** Begin Data listing **
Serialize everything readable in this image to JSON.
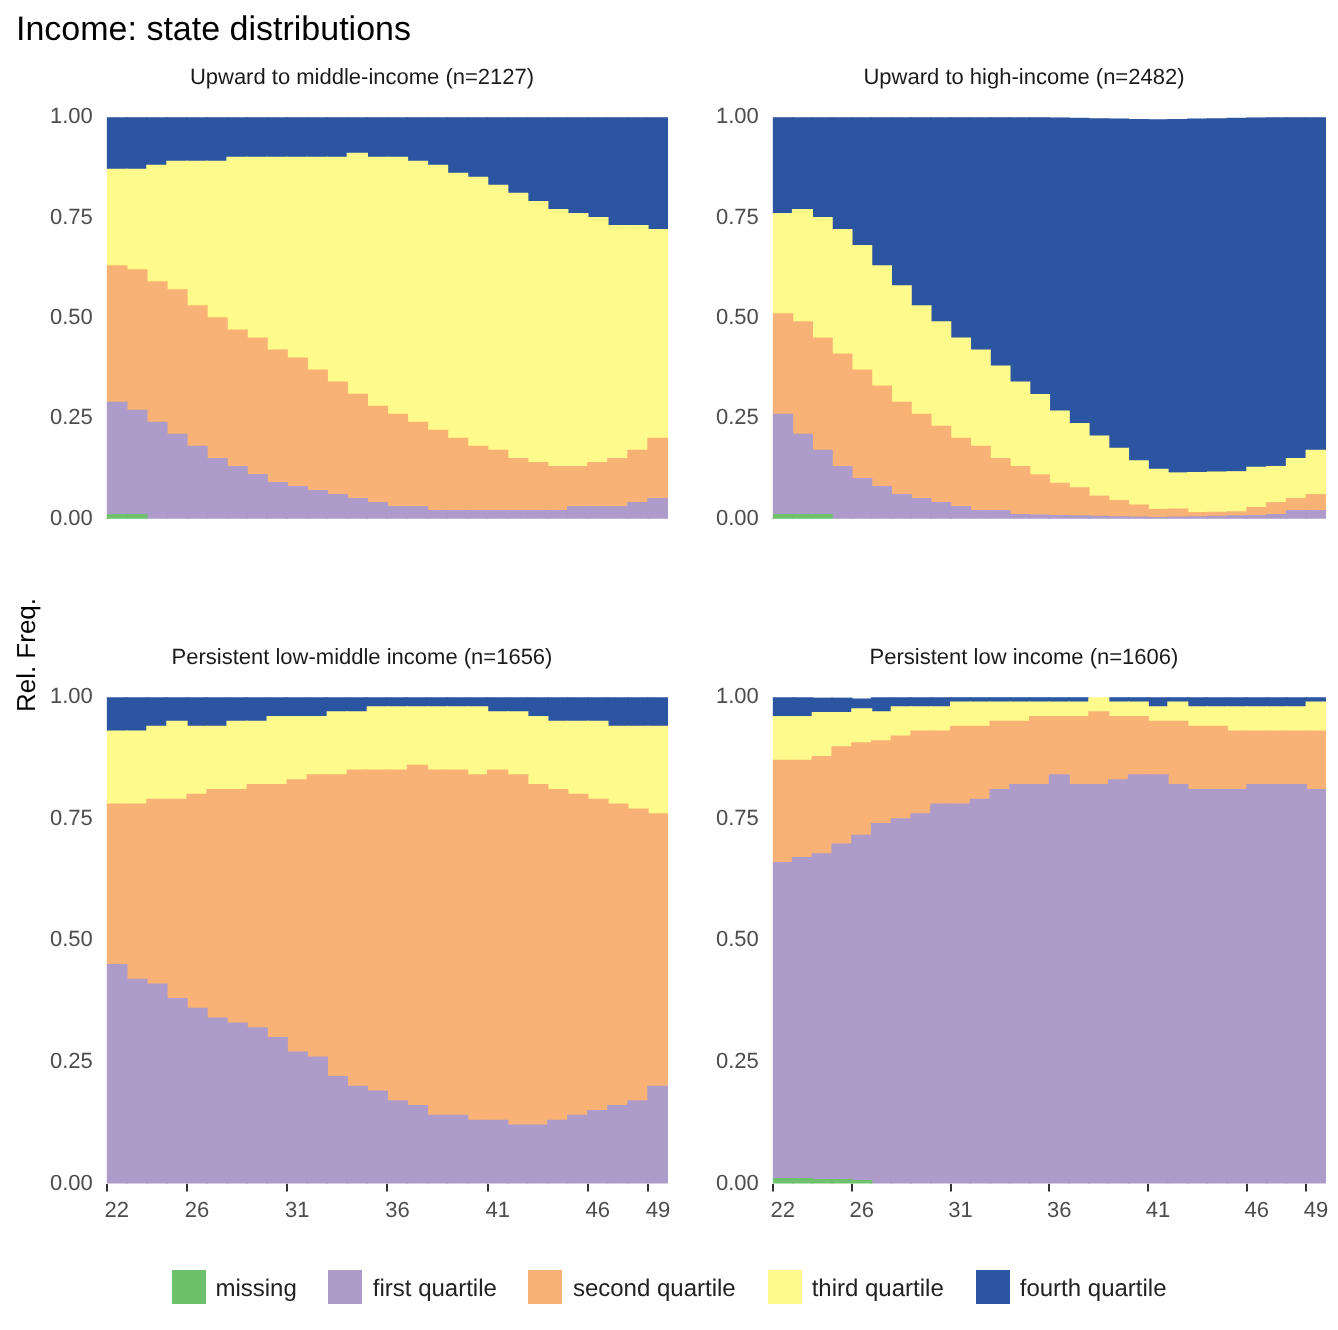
{
  "chart_data": [
    {
      "type": "bar",
      "stacked": true,
      "title": "Income: state distributions",
      "subtitle": "Upward to middle-income (n=2127)",
      "ylabel": "Rel. Freq.",
      "legend": "bottom",
      "tick_labels": "y",
      "grid": false,
      "categories": [
        "22",
        null,
        null,
        null,
        "26",
        null,
        null,
        null,
        null,
        "31",
        null,
        null,
        null,
        null,
        "36",
        null,
        null,
        null,
        null,
        "41",
        null,
        null,
        null,
        null,
        "46",
        null,
        null,
        "49"
      ],
      "ylim": [
        0,
        1
      ],
      "yticks": [
        {
          "value": 0,
          "label": "0.00"
        },
        {
          "value": 0.25,
          "label": "0.25"
        },
        {
          "value": 0.5,
          "label": "0.50"
        },
        {
          "value": 0.75,
          "label": "0.75"
        },
        {
          "value": 1,
          "label": "1.00"
        }
      ],
      "series": [
        {
          "name": "missing",
          "color": "#6cc16a",
          "values": [
            0.01,
            0.01,
            null,
            null,
            null,
            null,
            null,
            null,
            null,
            null,
            null,
            null,
            null,
            null,
            null,
            null,
            null,
            null,
            null,
            null,
            null,
            null,
            null,
            null,
            null,
            null,
            null,
            null
          ]
        },
        {
          "name": "first quartile",
          "color": "#ad9bca",
          "values": [
            0.28,
            0.26,
            0.24,
            0.21,
            0.18,
            0.15,
            0.13,
            0.11,
            0.09,
            0.08,
            0.07,
            0.06,
            0.05,
            0.04,
            0.03,
            0.03,
            0.02,
            0.02,
            0.02,
            0.02,
            0.02,
            0.02,
            0.02,
            0.03,
            0.03,
            0.03,
            0.04,
            0.05
          ]
        },
        {
          "name": "second quartile",
          "color": "#f9b275",
          "values": [
            0.34,
            0.35,
            0.35,
            0.36,
            0.35,
            0.35,
            0.34,
            0.34,
            0.33,
            0.32,
            0.3,
            0.28,
            0.26,
            0.24,
            0.23,
            0.21,
            0.2,
            0.18,
            0.16,
            0.15,
            0.13,
            0.12,
            0.11,
            0.1,
            0.11,
            0.12,
            0.13,
            0.15
          ]
        },
        {
          "name": "third quartile",
          "color": "#fefb8c",
          "values": [
            0.24,
            0.25,
            0.29,
            0.32,
            0.36,
            0.39,
            0.43,
            0.45,
            0.48,
            0.5,
            0.53,
            0.56,
            0.6,
            0.62,
            0.64,
            0.65,
            0.66,
            0.66,
            0.67,
            0.66,
            0.66,
            0.65,
            0.64,
            0.63,
            0.61,
            0.58,
            0.56,
            0.52
          ]
        },
        {
          "name": "fourth quartile",
          "color": "#2b55a0",
          "values": [
            0.13,
            0.13,
            0.12,
            0.11,
            0.11,
            0.11,
            0.1,
            0.1,
            0.1,
            0.1,
            0.1,
            0.1,
            0.09,
            0.1,
            0.1,
            0.11,
            0.12,
            0.14,
            0.15,
            0.17,
            0.19,
            0.21,
            0.23,
            0.24,
            0.25,
            0.27,
            0.27,
            0.28
          ]
        }
      ]
    },
    {
      "type": "bar",
      "stacked": true,
      "subtitle": "Upward to high-income (n=2482)",
      "tick_labels": "y",
      "grid": false,
      "categories": [
        "22",
        null,
        null,
        null,
        "26",
        null,
        null,
        null,
        null,
        "31",
        null,
        null,
        null,
        null,
        "36",
        null,
        null,
        null,
        null,
        "41",
        null,
        null,
        null,
        null,
        "46",
        null,
        null,
        "49"
      ],
      "ylim": [
        0,
        1
      ],
      "yticks": [
        {
          "value": 0,
          "label": "0.00"
        },
        {
          "value": 0.25,
          "label": "0.25"
        },
        {
          "value": 0.5,
          "label": "0.50"
        },
        {
          "value": 0.75,
          "label": "0.75"
        },
        {
          "value": 1,
          "label": "1.00"
        }
      ],
      "series": [
        {
          "color": "#6cc16a",
          "values": [
            0.01,
            0.01,
            0.01,
            null,
            null,
            null,
            null,
            null,
            null,
            null,
            null,
            null,
            null,
            null,
            null,
            null,
            null,
            null,
            null,
            null,
            null,
            null,
            null,
            null,
            null,
            null,
            null,
            null
          ]
        },
        {
          "color": "#ad9bca",
          "values": [
            0.25,
            0.2,
            0.16,
            0.13,
            0.1,
            0.08,
            0.06,
            0.05,
            0.04,
            0.03,
            0.02,
            0.02,
            0.01,
            0.009,
            0.008,
            0.007,
            0.006,
            0.005,
            0.004,
            0.003,
            0.004,
            0.005,
            0.006,
            0.007,
            0.008,
            0.01,
            0.02,
            0.02
          ]
        },
        {
          "color": "#f9b275",
          "values": [
            0.25,
            0.28,
            0.28,
            0.28,
            0.27,
            0.25,
            0.23,
            0.21,
            0.19,
            0.17,
            0.16,
            0.13,
            0.12,
            0.1,
            0.08,
            0.07,
            0.05,
            0.04,
            0.03,
            0.02,
            0.02,
            0.01,
            0.01,
            0.01,
            0.02,
            0.03,
            0.03,
            0.04
          ]
        },
        {
          "color": "#fefb8c",
          "values": [
            0.25,
            0.28,
            0.3,
            0.31,
            0.31,
            0.3,
            0.29,
            0.27,
            0.26,
            0.25,
            0.24,
            0.23,
            0.21,
            0.2,
            0.18,
            0.16,
            0.15,
            0.13,
            0.11,
            0.1,
            0.09,
            0.1,
            0.1,
            0.1,
            0.1,
            0.09,
            0.1,
            0.11
          ]
        },
        {
          "color": "#2b55a0",
          "values": [
            0.24,
            0.23,
            0.25,
            0.28,
            0.32,
            0.37,
            0.42,
            0.47,
            0.51,
            0.55,
            0.58,
            0.62,
            0.66,
            0.69,
            0.73,
            0.76,
            0.79,
            0.82,
            0.85,
            0.87,
            0.88,
            0.88,
            0.88,
            0.88,
            0.87,
            0.87,
            0.85,
            0.83
          ]
        }
      ]
    },
    {
      "type": "bar",
      "stacked": true,
      "subtitle": "Persistent low-middle income (n=1656)",
      "grid": false,
      "categories": [
        "22",
        null,
        null,
        null,
        "26",
        null,
        null,
        null,
        null,
        "31",
        null,
        null,
        null,
        null,
        "36",
        null,
        null,
        null,
        null,
        "41",
        null,
        null,
        null,
        null,
        "46",
        null,
        null,
        "49"
      ],
      "ylim": [
        0,
        1
      ],
      "yticks": [
        {
          "value": 0,
          "label": "0.00"
        },
        {
          "value": 0.25,
          "label": "0.25"
        },
        {
          "value": 0.5,
          "label": "0.50"
        },
        {
          "value": 0.75,
          "label": "0.75"
        },
        {
          "value": 1,
          "label": "1.00"
        }
      ],
      "series": [
        {
          "color": "#ad9bca",
          "values": [
            0.45,
            0.42,
            0.41,
            0.38,
            0.36,
            0.34,
            0.33,
            0.32,
            0.3,
            0.27,
            0.26,
            0.22,
            0.2,
            0.19,
            0.17,
            0.16,
            0.14,
            0.14,
            0.13,
            0.13,
            0.12,
            0.12,
            0.13,
            0.14,
            0.15,
            0.16,
            0.17,
            0.2
          ]
        },
        {
          "color": "#f9b275",
          "values": [
            0.33,
            0.36,
            0.38,
            0.41,
            0.44,
            0.47,
            0.48,
            0.5,
            0.52,
            0.56,
            0.58,
            0.62,
            0.65,
            0.66,
            0.68,
            0.7,
            0.71,
            0.71,
            0.71,
            0.72,
            0.72,
            0.7,
            0.68,
            0.66,
            0.64,
            0.62,
            0.6,
            0.56
          ]
        },
        {
          "color": "#fefb8c",
          "values": [
            0.15,
            0.15,
            0.15,
            0.16,
            0.14,
            0.13,
            0.14,
            0.13,
            0.14,
            0.13,
            0.12,
            0.13,
            0.12,
            0.13,
            0.13,
            0.12,
            0.13,
            0.13,
            0.14,
            0.12,
            0.13,
            0.14,
            0.14,
            0.15,
            0.16,
            0.16,
            0.17,
            0.18
          ]
        },
        {
          "color": "#2b55a0",
          "values": [
            0.07,
            0.07,
            0.06,
            0.05,
            0.06,
            0.06,
            0.05,
            0.05,
            0.04,
            0.04,
            0.04,
            0.03,
            0.03,
            0.02,
            0.02,
            0.02,
            0.02,
            0.02,
            0.02,
            0.03,
            0.03,
            0.04,
            0.05,
            0.05,
            0.05,
            0.06,
            0.06,
            0.06
          ]
        }
      ]
    },
    {
      "type": "bar",
      "stacked": true,
      "subtitle": "Persistent low income (n=1606)",
      "grid": false,
      "categories": [
        "22",
        null,
        null,
        null,
        "26",
        null,
        null,
        null,
        null,
        "31",
        null,
        null,
        null,
        null,
        "36",
        null,
        null,
        null,
        null,
        "41",
        null,
        null,
        null,
        null,
        "46",
        null,
        null,
        "49"
      ],
      "ylim": [
        0,
        1
      ],
      "yticks": [
        {
          "value": 0,
          "label": "0.00"
        },
        {
          "value": 0.25,
          "label": "0.25"
        },
        {
          "value": 0.5,
          "label": "0.50"
        },
        {
          "value": 0.75,
          "label": "0.75"
        },
        {
          "value": 1,
          "label": "1.00"
        }
      ],
      "series": [
        {
          "color": "#6cc16a",
          "values": [
            0.01,
            0.01,
            0.008,
            0.008,
            0.006,
            null,
            null,
            null,
            null,
            null,
            null,
            null,
            null,
            null,
            null,
            null,
            null,
            null,
            null,
            null,
            null,
            null,
            null,
            null,
            null,
            null,
            null,
            null
          ]
        },
        {
          "color": "#ad9bca",
          "values": [
            0.65,
            0.66,
            0.67,
            0.69,
            0.71,
            0.74,
            0.75,
            0.76,
            0.78,
            0.78,
            0.79,
            0.81,
            0.82,
            0.82,
            0.84,
            0.82,
            0.82,
            0.83,
            0.84,
            0.84,
            0.82,
            0.81,
            0.81,
            0.81,
            0.82,
            0.82,
            0.82,
            0.81
          ]
        },
        {
          "color": "#f9b275",
          "values": [
            0.21,
            0.2,
            0.2,
            0.2,
            0.19,
            0.17,
            0.17,
            0.17,
            0.15,
            0.16,
            0.15,
            0.14,
            0.13,
            0.14,
            0.12,
            0.14,
            0.15,
            0.13,
            0.12,
            0.11,
            0.13,
            0.13,
            0.13,
            0.12,
            0.11,
            0.11,
            0.11,
            0.12
          ]
        },
        {
          "color": "#fefb8c",
          "values": [
            0.09,
            0.09,
            0.09,
            0.07,
            0.07,
            0.06,
            0.06,
            0.05,
            0.05,
            0.05,
            0.05,
            0.04,
            0.04,
            0.03,
            0.03,
            0.03,
            0.03,
            0.03,
            0.03,
            0.03,
            0.04,
            0.04,
            0.04,
            0.05,
            0.05,
            0.05,
            0.05,
            0.06
          ]
        },
        {
          "color": "#2b55a0",
          "values": [
            0.04,
            0.04,
            0.03,
            0.03,
            0.02,
            0.03,
            0.02,
            0.02,
            0.02,
            0.01,
            0.01,
            0.01,
            0.01,
            0.01,
            0.01,
            0.01,
            null,
            0.01,
            0.01,
            0.02,
            0.01,
            0.02,
            0.02,
            0.02,
            0.02,
            0.02,
            0.02,
            0.01
          ]
        }
      ]
    }
  ]
}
** End Data listing **
Copy out every line from the material above in which the word "middle" appears.

      "subtitle": "Upward to middle-income (n=2127)",
      "subtitle": "Persistent low-middle income (n=1656)",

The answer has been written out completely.